(Extracts from a graphics dataset)
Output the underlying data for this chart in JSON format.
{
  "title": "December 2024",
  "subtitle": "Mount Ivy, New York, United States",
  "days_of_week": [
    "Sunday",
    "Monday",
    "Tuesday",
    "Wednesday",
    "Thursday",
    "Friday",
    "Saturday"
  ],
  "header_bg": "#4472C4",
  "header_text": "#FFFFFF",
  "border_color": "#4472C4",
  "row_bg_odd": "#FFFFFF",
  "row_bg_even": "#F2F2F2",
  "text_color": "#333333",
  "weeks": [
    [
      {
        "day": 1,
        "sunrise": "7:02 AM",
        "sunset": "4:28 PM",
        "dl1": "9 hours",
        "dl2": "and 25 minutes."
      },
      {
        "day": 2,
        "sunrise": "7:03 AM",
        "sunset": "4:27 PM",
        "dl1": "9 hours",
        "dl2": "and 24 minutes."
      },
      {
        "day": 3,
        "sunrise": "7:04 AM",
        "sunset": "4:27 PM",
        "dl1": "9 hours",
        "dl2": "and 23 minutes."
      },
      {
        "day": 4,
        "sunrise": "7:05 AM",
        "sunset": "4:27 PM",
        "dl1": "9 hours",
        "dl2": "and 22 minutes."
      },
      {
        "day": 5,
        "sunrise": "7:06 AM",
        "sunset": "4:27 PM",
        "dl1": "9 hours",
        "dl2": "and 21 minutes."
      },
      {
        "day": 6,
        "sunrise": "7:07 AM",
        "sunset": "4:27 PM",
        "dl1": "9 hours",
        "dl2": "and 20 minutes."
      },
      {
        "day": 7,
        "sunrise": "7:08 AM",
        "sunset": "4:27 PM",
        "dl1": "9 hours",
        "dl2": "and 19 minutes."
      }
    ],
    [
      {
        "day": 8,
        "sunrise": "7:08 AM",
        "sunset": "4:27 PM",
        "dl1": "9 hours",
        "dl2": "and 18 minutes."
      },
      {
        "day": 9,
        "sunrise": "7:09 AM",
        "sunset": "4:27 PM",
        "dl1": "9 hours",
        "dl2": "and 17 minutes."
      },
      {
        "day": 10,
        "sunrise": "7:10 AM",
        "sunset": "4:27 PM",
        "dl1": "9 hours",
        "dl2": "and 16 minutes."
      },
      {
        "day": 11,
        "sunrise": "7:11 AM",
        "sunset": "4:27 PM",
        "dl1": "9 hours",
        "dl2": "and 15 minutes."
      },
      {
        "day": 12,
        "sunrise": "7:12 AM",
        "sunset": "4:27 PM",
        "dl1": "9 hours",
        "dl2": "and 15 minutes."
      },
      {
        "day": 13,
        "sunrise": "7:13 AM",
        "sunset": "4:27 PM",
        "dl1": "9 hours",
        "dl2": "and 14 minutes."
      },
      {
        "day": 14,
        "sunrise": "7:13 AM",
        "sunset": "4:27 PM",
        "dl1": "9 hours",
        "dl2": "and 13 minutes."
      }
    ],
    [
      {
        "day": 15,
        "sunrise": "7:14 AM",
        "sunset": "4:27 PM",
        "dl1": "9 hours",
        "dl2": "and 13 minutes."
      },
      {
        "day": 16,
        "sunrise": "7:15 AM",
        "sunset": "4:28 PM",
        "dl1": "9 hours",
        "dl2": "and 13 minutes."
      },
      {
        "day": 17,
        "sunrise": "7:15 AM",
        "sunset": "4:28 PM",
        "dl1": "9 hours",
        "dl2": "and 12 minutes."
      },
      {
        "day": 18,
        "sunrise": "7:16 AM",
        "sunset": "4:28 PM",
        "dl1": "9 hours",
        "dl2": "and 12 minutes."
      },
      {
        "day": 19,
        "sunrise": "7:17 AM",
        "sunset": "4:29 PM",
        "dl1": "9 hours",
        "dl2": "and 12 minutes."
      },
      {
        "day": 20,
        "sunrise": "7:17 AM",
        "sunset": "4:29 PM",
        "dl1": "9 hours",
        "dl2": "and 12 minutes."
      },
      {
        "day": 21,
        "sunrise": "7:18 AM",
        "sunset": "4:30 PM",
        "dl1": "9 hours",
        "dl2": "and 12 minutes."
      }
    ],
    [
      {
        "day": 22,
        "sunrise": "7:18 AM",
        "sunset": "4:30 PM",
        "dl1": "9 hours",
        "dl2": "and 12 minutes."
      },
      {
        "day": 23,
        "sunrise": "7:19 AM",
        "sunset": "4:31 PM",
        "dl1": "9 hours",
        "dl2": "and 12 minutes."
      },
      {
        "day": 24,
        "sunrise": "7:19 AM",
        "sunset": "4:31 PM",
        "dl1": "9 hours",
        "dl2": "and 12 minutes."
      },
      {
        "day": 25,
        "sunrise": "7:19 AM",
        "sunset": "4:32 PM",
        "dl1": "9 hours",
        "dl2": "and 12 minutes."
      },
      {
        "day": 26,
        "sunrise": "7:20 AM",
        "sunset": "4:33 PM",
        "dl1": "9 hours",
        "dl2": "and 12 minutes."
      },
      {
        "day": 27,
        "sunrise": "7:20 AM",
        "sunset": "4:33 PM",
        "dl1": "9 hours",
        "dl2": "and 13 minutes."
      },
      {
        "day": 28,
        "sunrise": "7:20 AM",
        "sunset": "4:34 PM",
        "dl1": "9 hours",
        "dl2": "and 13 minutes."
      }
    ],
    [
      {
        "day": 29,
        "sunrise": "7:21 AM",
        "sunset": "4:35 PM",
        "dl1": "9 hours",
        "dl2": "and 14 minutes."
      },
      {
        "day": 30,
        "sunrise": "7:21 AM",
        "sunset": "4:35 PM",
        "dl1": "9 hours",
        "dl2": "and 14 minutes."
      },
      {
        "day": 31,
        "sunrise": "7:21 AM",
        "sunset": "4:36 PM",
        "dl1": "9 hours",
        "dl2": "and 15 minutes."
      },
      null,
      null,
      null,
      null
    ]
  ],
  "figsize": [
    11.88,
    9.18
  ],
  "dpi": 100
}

*Objective:*
Copy all of the data. Keep every word exactly as it is.

*Complete output:*
Output the underlying data for this chart in JSON format.
{
  "title": "December 2024",
  "subtitle": "Mount Ivy, New York, United States",
  "days_of_week": [
    "Sunday",
    "Monday",
    "Tuesday",
    "Wednesday",
    "Thursday",
    "Friday",
    "Saturday"
  ],
  "header_bg": "#4472C4",
  "header_text": "#FFFFFF",
  "border_color": "#4472C4",
  "row_bg_odd": "#FFFFFF",
  "row_bg_even": "#F2F2F2",
  "text_color": "#333333",
  "weeks": [
    [
      {
        "day": 1,
        "sunrise": "7:02 AM",
        "sunset": "4:28 PM",
        "dl1": "9 hours",
        "dl2": "and 25 minutes."
      },
      {
        "day": 2,
        "sunrise": "7:03 AM",
        "sunset": "4:27 PM",
        "dl1": "9 hours",
        "dl2": "and 24 minutes."
      },
      {
        "day": 3,
        "sunrise": "7:04 AM",
        "sunset": "4:27 PM",
        "dl1": "9 hours",
        "dl2": "and 23 minutes."
      },
      {
        "day": 4,
        "sunrise": "7:05 AM",
        "sunset": "4:27 PM",
        "dl1": "9 hours",
        "dl2": "and 22 minutes."
      },
      {
        "day": 5,
        "sunrise": "7:06 AM",
        "sunset": "4:27 PM",
        "dl1": "9 hours",
        "dl2": "and 21 minutes."
      },
      {
        "day": 6,
        "sunrise": "7:07 AM",
        "sunset": "4:27 PM",
        "dl1": "9 hours",
        "dl2": "and 20 minutes."
      },
      {
        "day": 7,
        "sunrise": "7:08 AM",
        "sunset": "4:27 PM",
        "dl1": "9 hours",
        "dl2": "and 19 minutes."
      }
    ],
    [
      {
        "day": 8,
        "sunrise": "7:08 AM",
        "sunset": "4:27 PM",
        "dl1": "9 hours",
        "dl2": "and 18 minutes."
      },
      {
        "day": 9,
        "sunrise": "7:09 AM",
        "sunset": "4:27 PM",
        "dl1": "9 hours",
        "dl2": "and 17 minutes."
      },
      {
        "day": 10,
        "sunrise": "7:10 AM",
        "sunset": "4:27 PM",
        "dl1": "9 hours",
        "dl2": "and 16 minutes."
      },
      {
        "day": 11,
        "sunrise": "7:11 AM",
        "sunset": "4:27 PM",
        "dl1": "9 hours",
        "dl2": "and 15 minutes."
      },
      {
        "day": 12,
        "sunrise": "7:12 AM",
        "sunset": "4:27 PM",
        "dl1": "9 hours",
        "dl2": "and 15 minutes."
      },
      {
        "day": 13,
        "sunrise": "7:13 AM",
        "sunset": "4:27 PM",
        "dl1": "9 hours",
        "dl2": "and 14 minutes."
      },
      {
        "day": 14,
        "sunrise": "7:13 AM",
        "sunset": "4:27 PM",
        "dl1": "9 hours",
        "dl2": "and 13 minutes."
      }
    ],
    [
      {
        "day": 15,
        "sunrise": "7:14 AM",
        "sunset": "4:27 PM",
        "dl1": "9 hours",
        "dl2": "and 13 minutes."
      },
      {
        "day": 16,
        "sunrise": "7:15 AM",
        "sunset": "4:28 PM",
        "dl1": "9 hours",
        "dl2": "and 13 minutes."
      },
      {
        "day": 17,
        "sunrise": "7:15 AM",
        "sunset": "4:28 PM",
        "dl1": "9 hours",
        "dl2": "and 12 minutes."
      },
      {
        "day": 18,
        "sunrise": "7:16 AM",
        "sunset": "4:28 PM",
        "dl1": "9 hours",
        "dl2": "and 12 minutes."
      },
      {
        "day": 19,
        "sunrise": "7:17 AM",
        "sunset": "4:29 PM",
        "dl1": "9 hours",
        "dl2": "and 12 minutes."
      },
      {
        "day": 20,
        "sunrise": "7:17 AM",
        "sunset": "4:29 PM",
        "dl1": "9 hours",
        "dl2": "and 12 minutes."
      },
      {
        "day": 21,
        "sunrise": "7:18 AM",
        "sunset": "4:30 PM",
        "dl1": "9 hours",
        "dl2": "and 12 minutes."
      }
    ],
    [
      {
        "day": 22,
        "sunrise": "7:18 AM",
        "sunset": "4:30 PM",
        "dl1": "9 hours",
        "dl2": "and 12 minutes."
      },
      {
        "day": 23,
        "sunrise": "7:19 AM",
        "sunset": "4:31 PM",
        "dl1": "9 hours",
        "dl2": "and 12 minutes."
      },
      {
        "day": 24,
        "sunrise": "7:19 AM",
        "sunset": "4:31 PM",
        "dl1": "9 hours",
        "dl2": "and 12 minutes."
      },
      {
        "day": 25,
        "sunrise": "7:19 AM",
        "sunset": "4:32 PM",
        "dl1": "9 hours",
        "dl2": "and 12 minutes."
      },
      {
        "day": 26,
        "sunrise": "7:20 AM",
        "sunset": "4:33 PM",
        "dl1": "9 hours",
        "dl2": "and 12 minutes."
      },
      {
        "day": 27,
        "sunrise": "7:20 AM",
        "sunset": "4:33 PM",
        "dl1": "9 hours",
        "dl2": "and 13 minutes."
      },
      {
        "day": 28,
        "sunrise": "7:20 AM",
        "sunset": "4:34 PM",
        "dl1": "9 hours",
        "dl2": "and 13 minutes."
      }
    ],
    [
      {
        "day": 29,
        "sunrise": "7:21 AM",
        "sunset": "4:35 PM",
        "dl1": "9 hours",
        "dl2": "and 14 minutes."
      },
      {
        "day": 30,
        "sunrise": "7:21 AM",
        "sunset": "4:35 PM",
        "dl1": "9 hours",
        "dl2": "and 14 minutes."
      },
      {
        "day": 31,
        "sunrise": "7:21 AM",
        "sunset": "4:36 PM",
        "dl1": "9 hours",
        "dl2": "and 15 minutes."
      },
      null,
      null,
      null,
      null
    ]
  ],
  "figsize": [
    11.88,
    9.18
  ],
  "dpi": 100
}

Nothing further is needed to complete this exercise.